======== Source data
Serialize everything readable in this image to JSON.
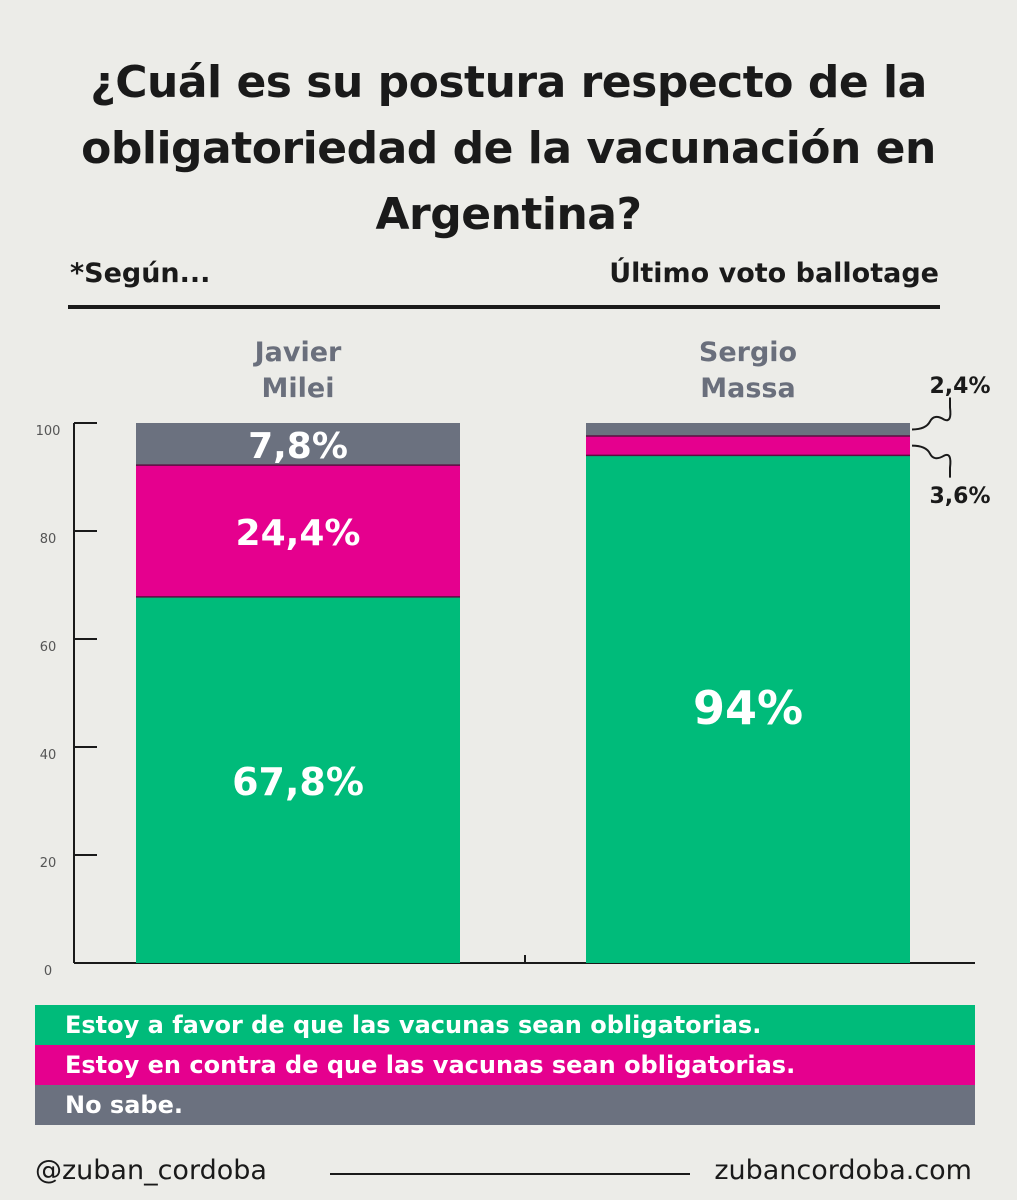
{
  "title": "¿Cuál es su postura respecto de la obligatoriedad de la vacunación en Argentina?",
  "subtitle_left": "*Según...",
  "subtitle_right": "Último voto ballotage",
  "colors": {
    "favor": "#00bb7a",
    "contra": "#e5008e",
    "no_sabe": "#6b717f"
  },
  "chart_data": {
    "type": "stacked-bar",
    "categories": [
      "Javier Milei",
      "Sergio Massa"
    ],
    "category_lines": [
      [
        "Javier",
        "Milei"
      ],
      [
        "Sergio",
        "Massa"
      ]
    ],
    "series": [
      {
        "name": "Estoy a favor de que las vacunas sean obligatorias.",
        "values": [
          67.8,
          94
        ],
        "labels": [
          "67,8%",
          "94%"
        ]
      },
      {
        "name": "Estoy en contra de que las vacunas sean obligatorias.",
        "values": [
          24.4,
          3.6
        ],
        "labels": [
          "24,4%",
          "3,6%"
        ]
      },
      {
        "name": "No sabe.",
        "values": [
          7.8,
          2.4
        ],
        "labels": [
          "7,8%",
          "2,4%"
        ]
      }
    ],
    "ylim": [
      0,
      100
    ],
    "yticks": [
      "0",
      "20",
      "40",
      "60",
      "80",
      "100"
    ],
    "grid": false,
    "legend_placement": "bottom"
  },
  "footer": {
    "handle": "@zuban_cordoba",
    "site": "zubancordoba.com"
  }
}
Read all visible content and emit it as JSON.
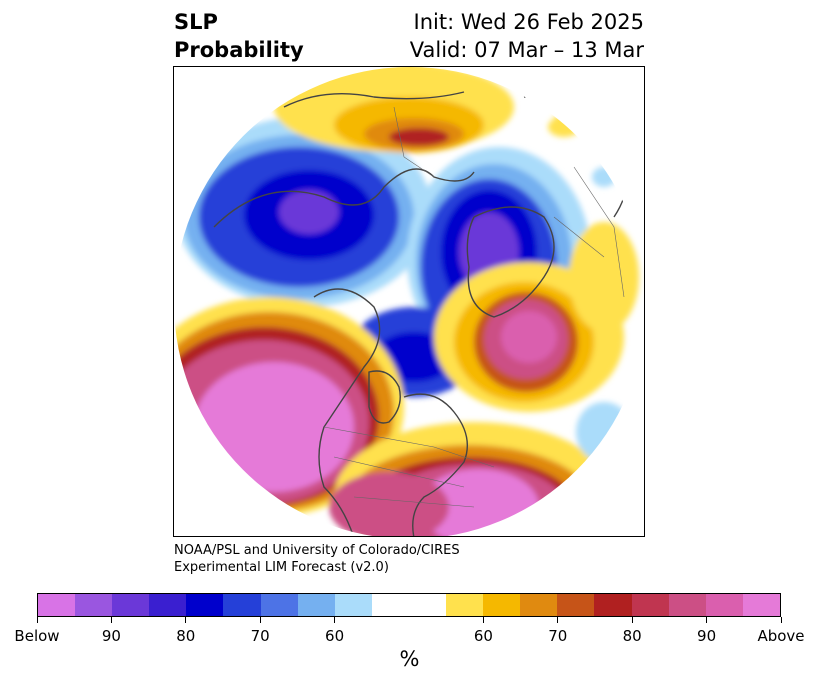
================
• Task description: Copy out every line of the data that includes "favor".

• Result of the exercise:
    "favor": "#00bb7a",
        "name": "Estoy a favor de que las vacunas sean obligatorias.",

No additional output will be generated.